Given request: Locate the string "object" throughout the material and copy every line in which it occurs.

Information supplied:
::::::

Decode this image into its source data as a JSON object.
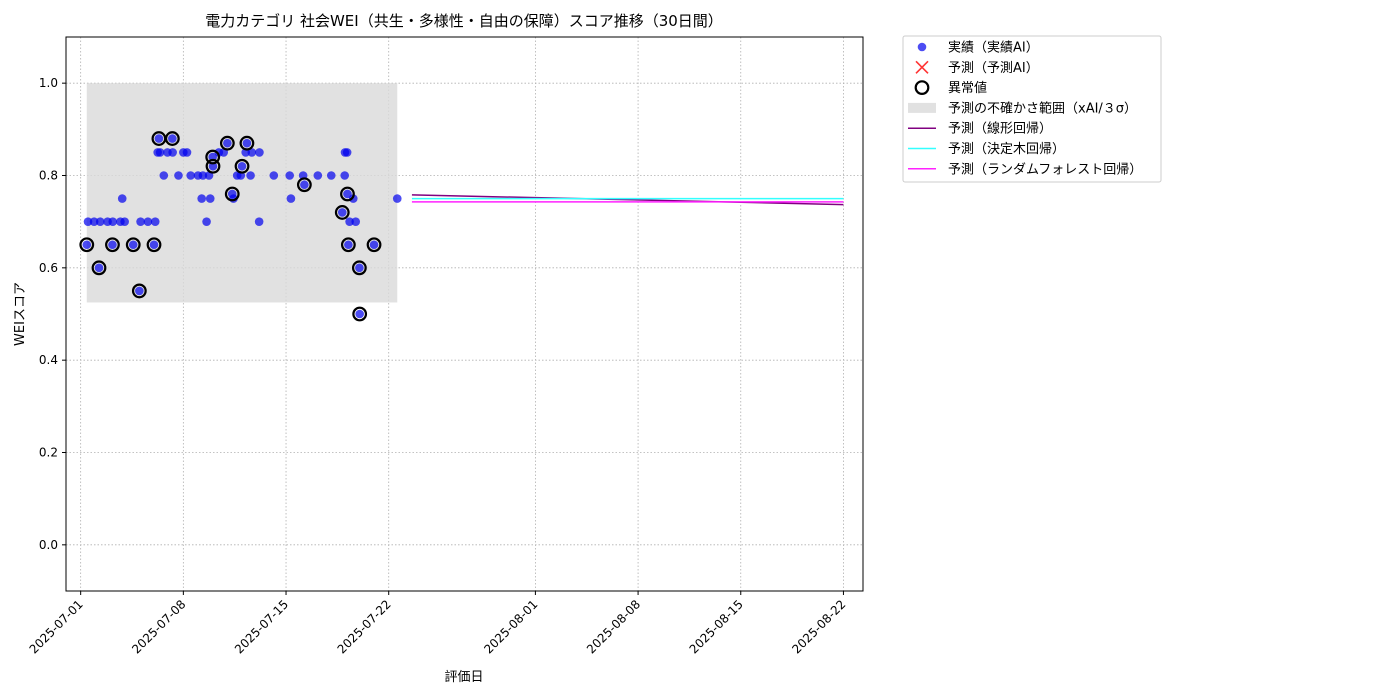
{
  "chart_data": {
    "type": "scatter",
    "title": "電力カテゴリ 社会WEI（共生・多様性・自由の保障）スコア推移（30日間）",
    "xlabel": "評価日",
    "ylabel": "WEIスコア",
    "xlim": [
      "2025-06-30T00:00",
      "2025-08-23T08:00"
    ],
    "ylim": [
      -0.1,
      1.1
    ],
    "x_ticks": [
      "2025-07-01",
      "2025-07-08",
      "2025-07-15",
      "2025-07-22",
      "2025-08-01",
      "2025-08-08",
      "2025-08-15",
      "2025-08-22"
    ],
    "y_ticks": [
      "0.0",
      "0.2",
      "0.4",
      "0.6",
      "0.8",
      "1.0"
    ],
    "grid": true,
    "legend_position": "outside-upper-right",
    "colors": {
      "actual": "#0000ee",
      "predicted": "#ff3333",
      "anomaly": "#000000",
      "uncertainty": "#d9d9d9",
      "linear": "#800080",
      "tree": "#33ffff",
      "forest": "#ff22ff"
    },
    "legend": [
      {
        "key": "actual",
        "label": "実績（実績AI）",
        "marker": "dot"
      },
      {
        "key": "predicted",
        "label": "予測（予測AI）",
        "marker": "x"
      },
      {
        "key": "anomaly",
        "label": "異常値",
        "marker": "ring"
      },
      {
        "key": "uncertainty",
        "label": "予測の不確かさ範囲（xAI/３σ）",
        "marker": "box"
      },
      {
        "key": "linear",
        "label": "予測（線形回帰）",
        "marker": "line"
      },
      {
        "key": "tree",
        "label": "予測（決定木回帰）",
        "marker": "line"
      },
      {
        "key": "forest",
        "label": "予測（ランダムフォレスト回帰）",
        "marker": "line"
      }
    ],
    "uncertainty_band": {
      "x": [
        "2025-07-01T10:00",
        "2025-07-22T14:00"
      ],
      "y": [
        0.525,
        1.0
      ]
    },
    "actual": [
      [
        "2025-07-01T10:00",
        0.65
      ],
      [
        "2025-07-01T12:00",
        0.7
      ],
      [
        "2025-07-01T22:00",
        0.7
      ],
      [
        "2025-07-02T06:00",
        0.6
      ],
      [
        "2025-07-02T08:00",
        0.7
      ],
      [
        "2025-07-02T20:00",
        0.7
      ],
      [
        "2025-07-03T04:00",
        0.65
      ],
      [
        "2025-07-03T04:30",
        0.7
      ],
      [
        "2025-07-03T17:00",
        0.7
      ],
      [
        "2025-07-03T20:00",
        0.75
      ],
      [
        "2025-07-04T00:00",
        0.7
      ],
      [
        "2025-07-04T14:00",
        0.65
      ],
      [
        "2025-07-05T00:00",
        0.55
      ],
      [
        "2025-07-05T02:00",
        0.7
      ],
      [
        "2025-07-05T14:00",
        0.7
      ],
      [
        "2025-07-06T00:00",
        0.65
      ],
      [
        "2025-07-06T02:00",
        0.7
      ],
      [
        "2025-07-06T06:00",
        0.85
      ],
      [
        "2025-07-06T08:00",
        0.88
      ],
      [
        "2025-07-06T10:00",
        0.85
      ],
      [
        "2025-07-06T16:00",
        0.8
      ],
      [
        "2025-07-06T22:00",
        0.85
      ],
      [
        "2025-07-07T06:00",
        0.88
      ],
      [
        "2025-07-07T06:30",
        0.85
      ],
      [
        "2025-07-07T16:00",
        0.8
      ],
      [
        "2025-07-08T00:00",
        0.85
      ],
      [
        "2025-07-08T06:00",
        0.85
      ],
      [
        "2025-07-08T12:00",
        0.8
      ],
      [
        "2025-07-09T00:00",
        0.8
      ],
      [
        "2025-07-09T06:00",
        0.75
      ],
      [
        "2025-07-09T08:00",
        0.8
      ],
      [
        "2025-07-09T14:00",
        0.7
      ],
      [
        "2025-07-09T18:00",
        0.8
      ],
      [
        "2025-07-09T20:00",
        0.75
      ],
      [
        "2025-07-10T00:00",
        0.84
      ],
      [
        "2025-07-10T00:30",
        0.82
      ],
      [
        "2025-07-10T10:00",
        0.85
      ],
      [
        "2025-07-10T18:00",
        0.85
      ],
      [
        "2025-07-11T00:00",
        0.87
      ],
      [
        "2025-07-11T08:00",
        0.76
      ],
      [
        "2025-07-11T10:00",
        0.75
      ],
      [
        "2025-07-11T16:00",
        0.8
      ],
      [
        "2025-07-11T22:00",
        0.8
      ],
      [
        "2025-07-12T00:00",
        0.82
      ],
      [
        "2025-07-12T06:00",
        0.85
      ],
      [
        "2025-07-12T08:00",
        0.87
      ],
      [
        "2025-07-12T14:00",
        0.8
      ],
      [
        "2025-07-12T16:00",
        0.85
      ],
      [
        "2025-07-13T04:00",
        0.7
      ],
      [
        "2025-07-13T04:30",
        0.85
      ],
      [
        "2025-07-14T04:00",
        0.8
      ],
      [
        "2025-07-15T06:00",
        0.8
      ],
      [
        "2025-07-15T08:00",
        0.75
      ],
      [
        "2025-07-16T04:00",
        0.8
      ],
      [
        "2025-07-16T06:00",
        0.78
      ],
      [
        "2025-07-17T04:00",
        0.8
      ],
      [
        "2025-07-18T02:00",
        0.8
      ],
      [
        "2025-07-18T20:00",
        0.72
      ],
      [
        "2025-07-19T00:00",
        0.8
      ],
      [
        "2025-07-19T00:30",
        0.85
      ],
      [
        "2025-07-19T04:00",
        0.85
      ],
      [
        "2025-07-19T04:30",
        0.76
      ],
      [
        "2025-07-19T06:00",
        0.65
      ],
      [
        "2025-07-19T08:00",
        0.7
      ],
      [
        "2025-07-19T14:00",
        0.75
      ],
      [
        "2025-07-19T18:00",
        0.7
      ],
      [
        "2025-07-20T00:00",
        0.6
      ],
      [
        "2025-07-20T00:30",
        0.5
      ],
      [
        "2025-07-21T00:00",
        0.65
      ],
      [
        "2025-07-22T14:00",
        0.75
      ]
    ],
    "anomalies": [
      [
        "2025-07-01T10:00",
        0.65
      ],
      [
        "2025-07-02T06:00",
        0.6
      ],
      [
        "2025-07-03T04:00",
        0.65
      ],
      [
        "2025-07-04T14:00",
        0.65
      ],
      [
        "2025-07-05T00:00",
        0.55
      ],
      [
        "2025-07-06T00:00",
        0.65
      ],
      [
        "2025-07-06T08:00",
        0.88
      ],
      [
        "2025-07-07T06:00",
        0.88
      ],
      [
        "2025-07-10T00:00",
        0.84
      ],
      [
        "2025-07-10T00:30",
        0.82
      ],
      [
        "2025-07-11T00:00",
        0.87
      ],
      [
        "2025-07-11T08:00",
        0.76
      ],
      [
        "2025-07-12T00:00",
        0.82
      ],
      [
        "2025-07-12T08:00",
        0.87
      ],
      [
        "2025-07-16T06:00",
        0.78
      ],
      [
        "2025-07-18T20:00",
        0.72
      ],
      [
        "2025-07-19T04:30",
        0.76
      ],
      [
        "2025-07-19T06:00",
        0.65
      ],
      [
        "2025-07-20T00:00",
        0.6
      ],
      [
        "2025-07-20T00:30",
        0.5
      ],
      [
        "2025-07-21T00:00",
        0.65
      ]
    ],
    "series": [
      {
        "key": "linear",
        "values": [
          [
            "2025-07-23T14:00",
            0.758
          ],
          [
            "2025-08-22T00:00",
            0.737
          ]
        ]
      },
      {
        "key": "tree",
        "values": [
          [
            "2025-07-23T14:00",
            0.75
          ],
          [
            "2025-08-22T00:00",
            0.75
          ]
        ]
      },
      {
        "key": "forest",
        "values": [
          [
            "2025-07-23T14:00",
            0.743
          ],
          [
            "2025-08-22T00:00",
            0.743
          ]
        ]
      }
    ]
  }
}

::::::

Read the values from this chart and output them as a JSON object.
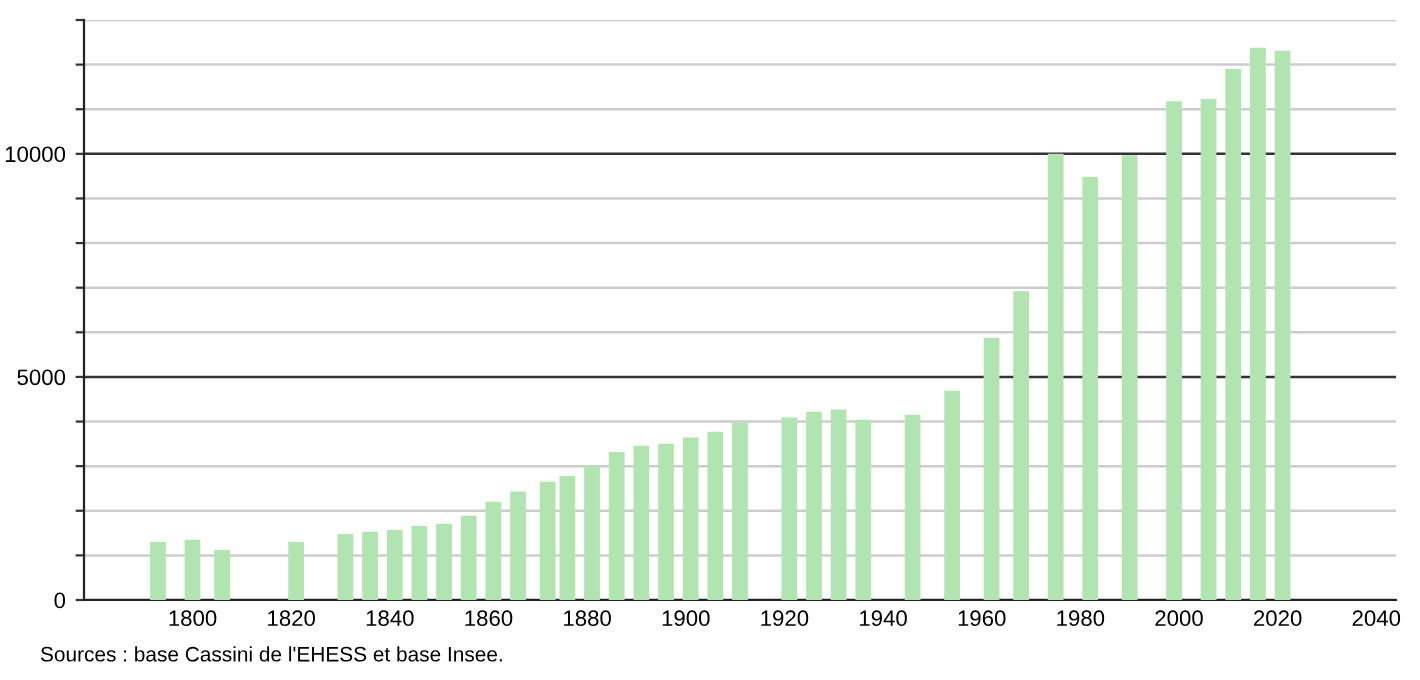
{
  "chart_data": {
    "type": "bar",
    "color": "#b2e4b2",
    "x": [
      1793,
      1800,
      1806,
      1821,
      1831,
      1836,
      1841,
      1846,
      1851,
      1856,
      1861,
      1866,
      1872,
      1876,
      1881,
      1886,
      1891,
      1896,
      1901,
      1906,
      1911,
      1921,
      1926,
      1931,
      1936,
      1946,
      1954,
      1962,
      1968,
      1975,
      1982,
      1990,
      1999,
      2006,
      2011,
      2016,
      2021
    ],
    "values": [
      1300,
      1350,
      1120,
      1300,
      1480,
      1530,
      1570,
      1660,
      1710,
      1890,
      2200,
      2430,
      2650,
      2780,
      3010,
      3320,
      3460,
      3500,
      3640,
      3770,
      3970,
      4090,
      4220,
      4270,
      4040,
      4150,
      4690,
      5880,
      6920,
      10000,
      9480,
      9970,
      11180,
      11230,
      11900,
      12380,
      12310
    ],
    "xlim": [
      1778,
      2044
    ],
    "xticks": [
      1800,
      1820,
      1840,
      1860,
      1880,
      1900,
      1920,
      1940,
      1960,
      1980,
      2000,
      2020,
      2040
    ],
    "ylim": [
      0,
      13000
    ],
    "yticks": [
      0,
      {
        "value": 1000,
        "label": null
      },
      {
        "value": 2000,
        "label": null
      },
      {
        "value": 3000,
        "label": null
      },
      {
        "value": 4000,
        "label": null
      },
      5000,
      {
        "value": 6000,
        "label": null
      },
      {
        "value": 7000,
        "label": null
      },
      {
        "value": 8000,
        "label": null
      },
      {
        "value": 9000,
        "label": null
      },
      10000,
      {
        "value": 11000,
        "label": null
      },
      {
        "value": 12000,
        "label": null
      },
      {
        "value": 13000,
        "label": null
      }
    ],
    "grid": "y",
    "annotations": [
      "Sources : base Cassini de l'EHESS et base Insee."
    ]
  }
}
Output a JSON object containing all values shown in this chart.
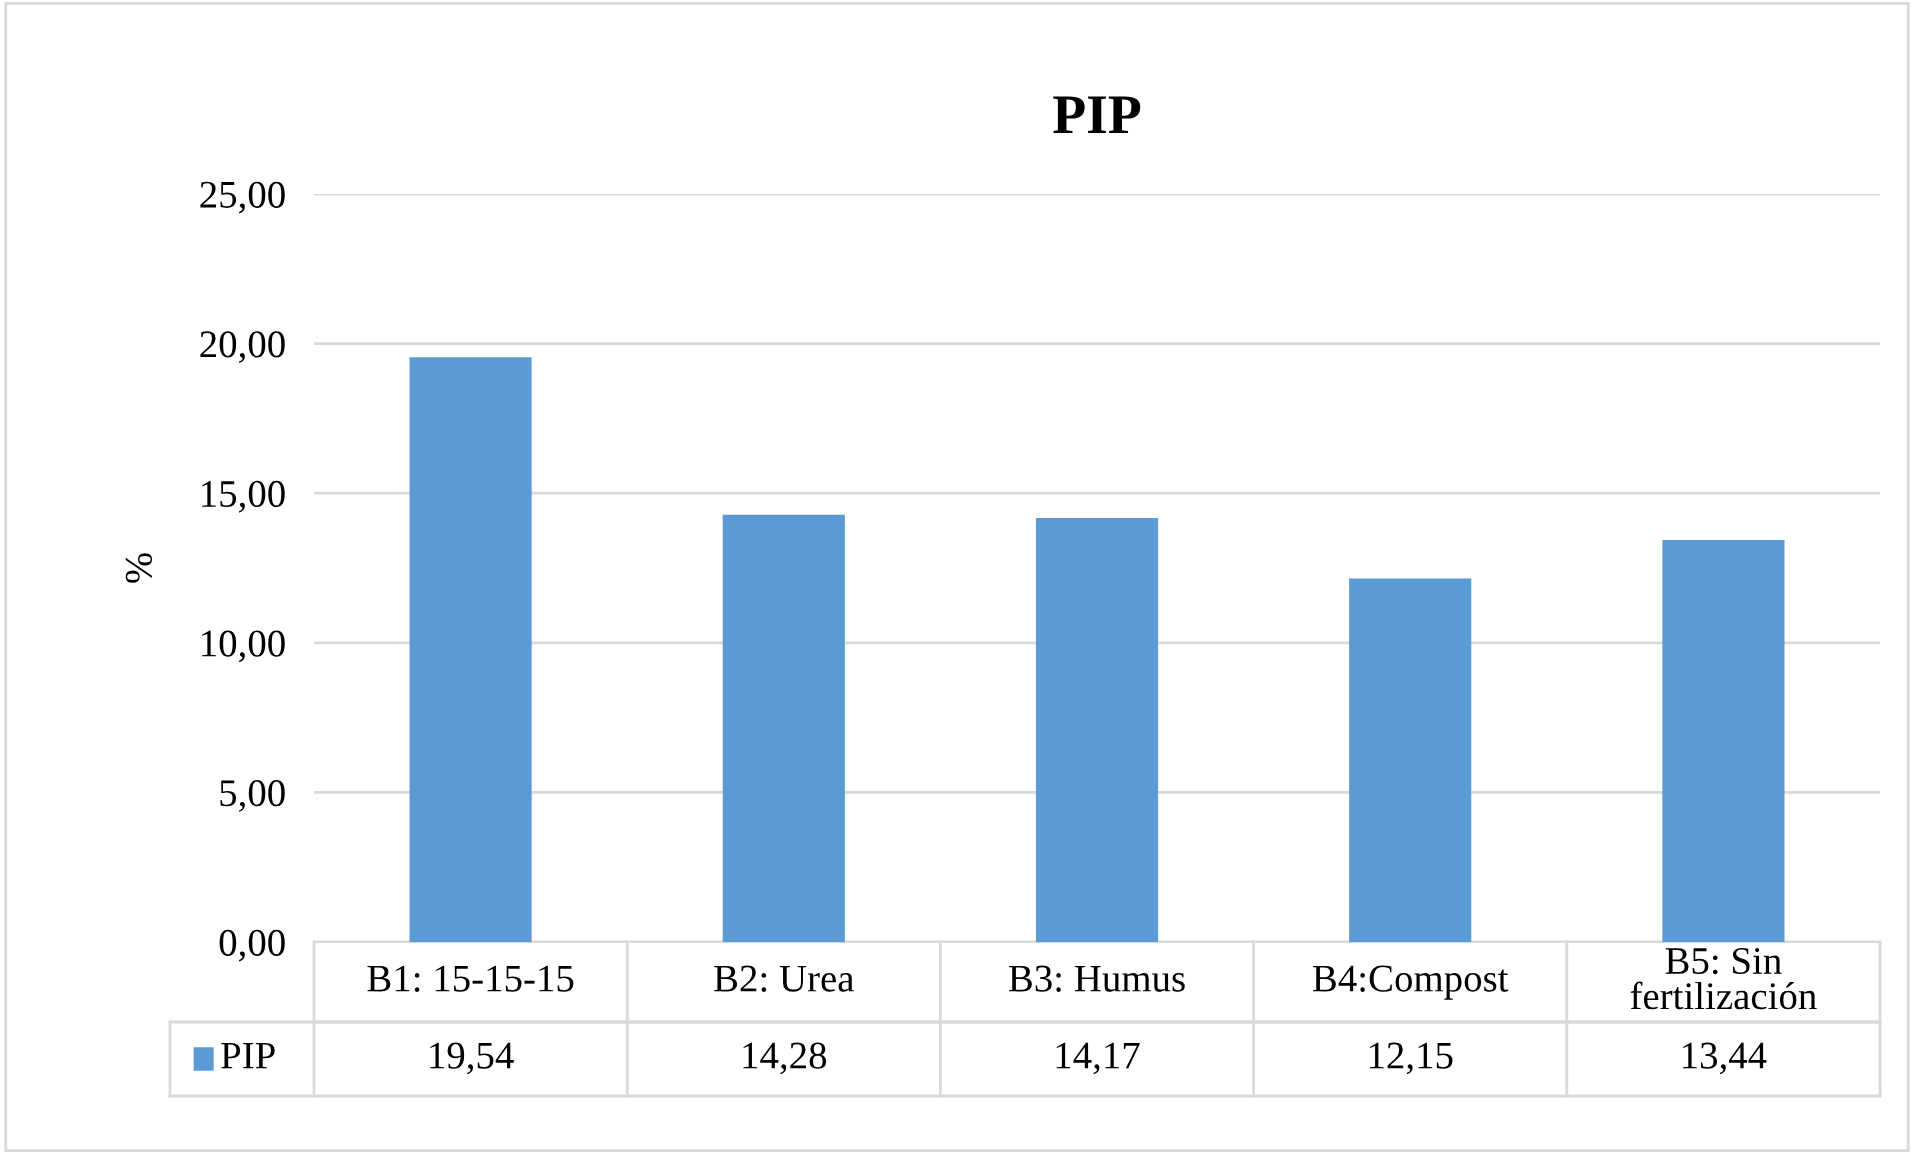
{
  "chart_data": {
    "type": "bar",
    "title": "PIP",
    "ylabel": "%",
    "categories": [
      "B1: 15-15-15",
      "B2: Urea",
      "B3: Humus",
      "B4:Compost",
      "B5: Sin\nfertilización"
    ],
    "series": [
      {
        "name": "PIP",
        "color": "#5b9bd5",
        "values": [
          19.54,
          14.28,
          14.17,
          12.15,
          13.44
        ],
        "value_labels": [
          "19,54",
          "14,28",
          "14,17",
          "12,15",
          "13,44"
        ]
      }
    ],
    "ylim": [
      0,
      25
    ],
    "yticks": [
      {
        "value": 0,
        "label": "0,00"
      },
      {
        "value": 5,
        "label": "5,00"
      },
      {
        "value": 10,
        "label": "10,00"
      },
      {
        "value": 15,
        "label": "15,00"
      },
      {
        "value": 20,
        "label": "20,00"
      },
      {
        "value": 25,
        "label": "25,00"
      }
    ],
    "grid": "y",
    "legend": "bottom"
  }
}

::::::

Answer to this problem:
Decode this image into its source data as a JSON object.
Read the values from this chart and output them as a JSON object.
Output a JSON object containing all values shown in this chart.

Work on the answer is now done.